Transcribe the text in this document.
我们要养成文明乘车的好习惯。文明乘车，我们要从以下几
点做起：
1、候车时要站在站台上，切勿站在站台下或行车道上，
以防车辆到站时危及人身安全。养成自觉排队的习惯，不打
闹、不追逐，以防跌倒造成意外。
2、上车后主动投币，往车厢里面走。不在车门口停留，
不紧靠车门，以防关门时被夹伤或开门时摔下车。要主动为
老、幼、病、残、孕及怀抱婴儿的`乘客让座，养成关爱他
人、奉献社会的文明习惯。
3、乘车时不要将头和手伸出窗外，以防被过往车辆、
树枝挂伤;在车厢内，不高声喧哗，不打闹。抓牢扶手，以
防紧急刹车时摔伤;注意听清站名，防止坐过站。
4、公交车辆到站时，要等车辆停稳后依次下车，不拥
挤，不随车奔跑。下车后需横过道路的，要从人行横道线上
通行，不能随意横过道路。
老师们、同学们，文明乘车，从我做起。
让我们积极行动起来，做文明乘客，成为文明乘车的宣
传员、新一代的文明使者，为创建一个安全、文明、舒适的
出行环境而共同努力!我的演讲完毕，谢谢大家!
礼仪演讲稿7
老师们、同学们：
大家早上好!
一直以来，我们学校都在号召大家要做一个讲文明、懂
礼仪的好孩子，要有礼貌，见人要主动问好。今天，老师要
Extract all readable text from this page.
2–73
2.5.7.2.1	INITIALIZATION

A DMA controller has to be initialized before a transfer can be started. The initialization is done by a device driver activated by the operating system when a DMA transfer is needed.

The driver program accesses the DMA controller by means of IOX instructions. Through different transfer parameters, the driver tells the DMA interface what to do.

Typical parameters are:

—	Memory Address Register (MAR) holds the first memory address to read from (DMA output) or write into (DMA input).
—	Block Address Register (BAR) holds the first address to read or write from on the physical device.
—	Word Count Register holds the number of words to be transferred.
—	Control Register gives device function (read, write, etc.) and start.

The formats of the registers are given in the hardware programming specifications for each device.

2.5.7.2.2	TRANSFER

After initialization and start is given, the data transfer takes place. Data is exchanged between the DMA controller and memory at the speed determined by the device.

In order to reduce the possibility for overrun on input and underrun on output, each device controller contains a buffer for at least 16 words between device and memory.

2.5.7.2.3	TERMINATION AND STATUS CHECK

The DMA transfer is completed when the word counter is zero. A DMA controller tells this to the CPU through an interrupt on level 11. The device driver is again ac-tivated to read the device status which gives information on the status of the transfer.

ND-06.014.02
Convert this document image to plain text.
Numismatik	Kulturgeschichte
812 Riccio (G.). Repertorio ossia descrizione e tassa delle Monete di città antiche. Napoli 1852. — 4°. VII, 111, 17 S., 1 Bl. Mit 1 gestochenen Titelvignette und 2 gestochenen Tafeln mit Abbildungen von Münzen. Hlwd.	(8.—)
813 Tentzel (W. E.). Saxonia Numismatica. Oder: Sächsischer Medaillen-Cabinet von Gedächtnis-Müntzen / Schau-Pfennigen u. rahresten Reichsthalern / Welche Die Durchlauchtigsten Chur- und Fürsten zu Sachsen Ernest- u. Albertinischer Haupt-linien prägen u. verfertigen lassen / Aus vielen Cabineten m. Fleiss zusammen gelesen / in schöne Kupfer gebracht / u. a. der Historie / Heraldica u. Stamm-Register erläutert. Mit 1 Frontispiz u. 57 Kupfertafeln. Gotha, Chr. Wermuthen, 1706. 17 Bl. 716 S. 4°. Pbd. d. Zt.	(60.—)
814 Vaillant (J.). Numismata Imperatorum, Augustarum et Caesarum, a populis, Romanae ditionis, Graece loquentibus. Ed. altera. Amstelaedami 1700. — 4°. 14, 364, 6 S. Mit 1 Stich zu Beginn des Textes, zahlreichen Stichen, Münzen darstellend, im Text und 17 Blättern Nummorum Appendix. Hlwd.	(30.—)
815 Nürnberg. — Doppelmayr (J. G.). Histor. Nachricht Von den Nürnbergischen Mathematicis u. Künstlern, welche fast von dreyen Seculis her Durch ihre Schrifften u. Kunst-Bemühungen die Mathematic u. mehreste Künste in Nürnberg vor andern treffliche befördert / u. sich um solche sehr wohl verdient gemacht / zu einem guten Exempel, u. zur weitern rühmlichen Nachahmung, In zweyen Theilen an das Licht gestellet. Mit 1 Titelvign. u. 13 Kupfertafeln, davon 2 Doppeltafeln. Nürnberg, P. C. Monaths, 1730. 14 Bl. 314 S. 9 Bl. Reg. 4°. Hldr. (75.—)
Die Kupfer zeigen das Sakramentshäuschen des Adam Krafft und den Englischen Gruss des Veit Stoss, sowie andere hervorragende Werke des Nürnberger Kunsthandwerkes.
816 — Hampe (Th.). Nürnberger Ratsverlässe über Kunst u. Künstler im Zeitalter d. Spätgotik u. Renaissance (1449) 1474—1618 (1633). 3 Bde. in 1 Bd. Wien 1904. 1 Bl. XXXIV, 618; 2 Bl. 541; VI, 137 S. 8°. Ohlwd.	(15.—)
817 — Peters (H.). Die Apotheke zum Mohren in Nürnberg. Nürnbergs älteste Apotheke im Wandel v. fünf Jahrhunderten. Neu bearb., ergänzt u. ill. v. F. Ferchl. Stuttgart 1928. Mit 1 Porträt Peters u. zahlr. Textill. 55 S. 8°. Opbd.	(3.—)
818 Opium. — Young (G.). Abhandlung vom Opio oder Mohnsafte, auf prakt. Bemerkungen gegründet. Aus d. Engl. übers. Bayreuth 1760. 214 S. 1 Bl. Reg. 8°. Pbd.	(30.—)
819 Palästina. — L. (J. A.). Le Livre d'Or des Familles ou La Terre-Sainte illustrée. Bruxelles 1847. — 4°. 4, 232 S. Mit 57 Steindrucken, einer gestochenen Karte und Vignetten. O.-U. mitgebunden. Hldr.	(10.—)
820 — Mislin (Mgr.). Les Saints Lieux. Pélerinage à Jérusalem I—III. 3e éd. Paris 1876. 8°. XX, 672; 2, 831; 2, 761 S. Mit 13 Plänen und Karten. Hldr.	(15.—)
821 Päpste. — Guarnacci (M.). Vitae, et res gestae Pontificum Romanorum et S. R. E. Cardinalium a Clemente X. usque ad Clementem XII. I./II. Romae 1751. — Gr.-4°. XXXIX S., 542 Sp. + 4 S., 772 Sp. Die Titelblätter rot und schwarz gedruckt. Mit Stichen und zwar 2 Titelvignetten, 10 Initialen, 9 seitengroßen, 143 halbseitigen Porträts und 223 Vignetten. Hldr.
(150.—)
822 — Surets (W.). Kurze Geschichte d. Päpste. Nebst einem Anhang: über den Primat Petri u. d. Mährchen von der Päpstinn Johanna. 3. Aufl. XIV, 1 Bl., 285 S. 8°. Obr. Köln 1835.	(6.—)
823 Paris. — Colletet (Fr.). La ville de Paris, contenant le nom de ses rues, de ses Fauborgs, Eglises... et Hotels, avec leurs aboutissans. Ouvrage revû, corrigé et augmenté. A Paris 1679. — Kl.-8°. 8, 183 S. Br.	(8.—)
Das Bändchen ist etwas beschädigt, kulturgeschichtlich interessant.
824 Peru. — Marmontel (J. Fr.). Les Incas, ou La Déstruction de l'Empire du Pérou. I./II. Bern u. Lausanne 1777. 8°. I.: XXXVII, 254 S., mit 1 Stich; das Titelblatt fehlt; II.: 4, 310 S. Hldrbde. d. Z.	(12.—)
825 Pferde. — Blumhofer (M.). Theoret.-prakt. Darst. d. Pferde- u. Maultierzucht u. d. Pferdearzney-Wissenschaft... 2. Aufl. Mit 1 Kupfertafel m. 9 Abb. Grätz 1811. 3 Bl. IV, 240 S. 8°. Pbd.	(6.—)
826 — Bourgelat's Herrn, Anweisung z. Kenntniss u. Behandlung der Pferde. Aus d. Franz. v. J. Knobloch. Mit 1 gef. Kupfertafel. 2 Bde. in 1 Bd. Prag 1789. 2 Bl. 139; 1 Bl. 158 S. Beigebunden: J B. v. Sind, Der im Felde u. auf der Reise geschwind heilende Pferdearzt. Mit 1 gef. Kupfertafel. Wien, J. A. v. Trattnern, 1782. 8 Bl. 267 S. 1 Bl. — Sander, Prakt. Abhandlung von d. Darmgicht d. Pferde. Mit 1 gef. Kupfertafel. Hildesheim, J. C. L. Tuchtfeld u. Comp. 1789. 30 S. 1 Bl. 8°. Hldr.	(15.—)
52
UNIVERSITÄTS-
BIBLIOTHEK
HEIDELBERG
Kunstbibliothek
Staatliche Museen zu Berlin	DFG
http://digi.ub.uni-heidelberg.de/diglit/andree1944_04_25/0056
══════════════════════════════
* EXERCISE DETAILS:
Tell how many lines of the material above hold "words", answering with a bare number.

* WRITTEN RESPONSE:
2